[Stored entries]
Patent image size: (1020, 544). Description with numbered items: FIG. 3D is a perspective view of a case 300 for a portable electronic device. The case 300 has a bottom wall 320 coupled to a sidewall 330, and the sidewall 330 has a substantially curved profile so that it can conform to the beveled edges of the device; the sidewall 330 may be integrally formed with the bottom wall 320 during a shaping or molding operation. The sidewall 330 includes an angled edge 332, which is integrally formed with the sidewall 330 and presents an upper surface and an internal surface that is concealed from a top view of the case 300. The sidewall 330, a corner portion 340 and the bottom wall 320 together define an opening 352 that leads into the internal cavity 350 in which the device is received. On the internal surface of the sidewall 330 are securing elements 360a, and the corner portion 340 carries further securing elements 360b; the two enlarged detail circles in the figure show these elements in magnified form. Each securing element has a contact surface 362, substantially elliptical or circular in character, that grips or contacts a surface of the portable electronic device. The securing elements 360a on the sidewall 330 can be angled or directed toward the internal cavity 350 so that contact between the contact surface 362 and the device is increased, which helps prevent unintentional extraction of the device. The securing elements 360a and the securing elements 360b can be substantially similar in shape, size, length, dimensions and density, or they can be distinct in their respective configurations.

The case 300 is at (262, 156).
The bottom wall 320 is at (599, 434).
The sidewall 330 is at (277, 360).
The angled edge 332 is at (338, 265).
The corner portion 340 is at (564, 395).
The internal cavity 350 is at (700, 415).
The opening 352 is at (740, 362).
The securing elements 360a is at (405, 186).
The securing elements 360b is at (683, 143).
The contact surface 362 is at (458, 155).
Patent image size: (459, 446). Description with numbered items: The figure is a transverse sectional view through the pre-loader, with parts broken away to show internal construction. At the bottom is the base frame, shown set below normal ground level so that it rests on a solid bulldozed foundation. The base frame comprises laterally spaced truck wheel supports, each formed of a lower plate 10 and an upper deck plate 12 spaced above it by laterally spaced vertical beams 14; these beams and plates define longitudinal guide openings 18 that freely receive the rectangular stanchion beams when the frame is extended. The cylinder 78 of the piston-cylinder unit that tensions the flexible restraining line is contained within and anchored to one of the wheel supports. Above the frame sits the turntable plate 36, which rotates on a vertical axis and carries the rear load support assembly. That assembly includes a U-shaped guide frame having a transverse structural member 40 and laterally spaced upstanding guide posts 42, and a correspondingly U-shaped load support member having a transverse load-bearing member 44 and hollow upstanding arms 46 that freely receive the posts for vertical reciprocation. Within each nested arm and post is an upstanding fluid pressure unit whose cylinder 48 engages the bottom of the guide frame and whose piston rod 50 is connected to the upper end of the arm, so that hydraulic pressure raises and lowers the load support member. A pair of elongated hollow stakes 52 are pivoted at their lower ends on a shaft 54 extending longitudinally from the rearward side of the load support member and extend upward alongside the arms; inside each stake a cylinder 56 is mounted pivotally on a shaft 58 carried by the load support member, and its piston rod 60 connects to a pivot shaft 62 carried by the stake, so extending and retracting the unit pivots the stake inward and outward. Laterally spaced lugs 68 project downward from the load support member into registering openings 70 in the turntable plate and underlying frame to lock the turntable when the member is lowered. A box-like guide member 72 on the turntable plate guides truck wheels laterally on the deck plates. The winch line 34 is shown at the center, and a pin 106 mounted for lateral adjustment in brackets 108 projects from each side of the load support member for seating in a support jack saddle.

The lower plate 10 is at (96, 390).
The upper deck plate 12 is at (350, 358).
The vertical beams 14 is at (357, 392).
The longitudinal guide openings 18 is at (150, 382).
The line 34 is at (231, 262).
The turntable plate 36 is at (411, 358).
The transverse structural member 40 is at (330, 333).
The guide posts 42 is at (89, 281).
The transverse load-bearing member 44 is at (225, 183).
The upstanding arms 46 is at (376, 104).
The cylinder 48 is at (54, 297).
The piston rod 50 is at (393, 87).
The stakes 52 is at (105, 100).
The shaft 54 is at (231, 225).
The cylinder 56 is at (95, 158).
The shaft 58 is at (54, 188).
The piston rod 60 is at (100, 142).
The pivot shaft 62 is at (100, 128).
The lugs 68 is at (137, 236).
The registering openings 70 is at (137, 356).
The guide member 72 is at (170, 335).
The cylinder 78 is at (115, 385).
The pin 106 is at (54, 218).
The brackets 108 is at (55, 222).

_Required task_
Copy the stretch of the records from the start through the line containing "The case 300 is at (262, 156).", both ends included, and reproduce those lines unchanged.

_Solution for this task_
Patent image size: (1020, 544). Description with numbered items: FIG. 3D is a perspective view of a case 300 for a portable electronic device. The case 300 has a bottom wall 320 coupled to a sidewall 330, and the sidewall 330 has a substantially curved profile so that it can conform to the beveled edges of the device; the sidewall 330 may be integrally formed with the bottom wall 320 during a shaping or molding operation. The sidewall 330 includes an angled edge 332, which is integrally formed with the sidewall 330 and presents an upper surface and an internal surface that is concealed from a top view of the case 300. The sidewall 330, a corner portion 340 and the bottom wall 320 together define an opening 352 that leads into the internal cavity 350 in which the device is received. On the internal surface of the sidewall 330 are securing elements 360a, and the corner portion 340 carries further securing elements 360b; the two enlarged detail circles in the figure show these elements in magnified form. Each securing element has a contact surface 362, substantially elliptical or circular in character, that grips or contacts a surface of the portable electronic device. The securing elements 360a on the sidewall 330 can be angled or directed toward the internal cavity 350 so that contact between the contact surface 362 and the device is increased, which helps prevent unintentional extraction of the device. The securing elements 360a and the securing elements 360b can be substantially similar in shape, size, length, dimensions and density, or they can be distinct in their respective configurations.

The case 300 is at (262, 156).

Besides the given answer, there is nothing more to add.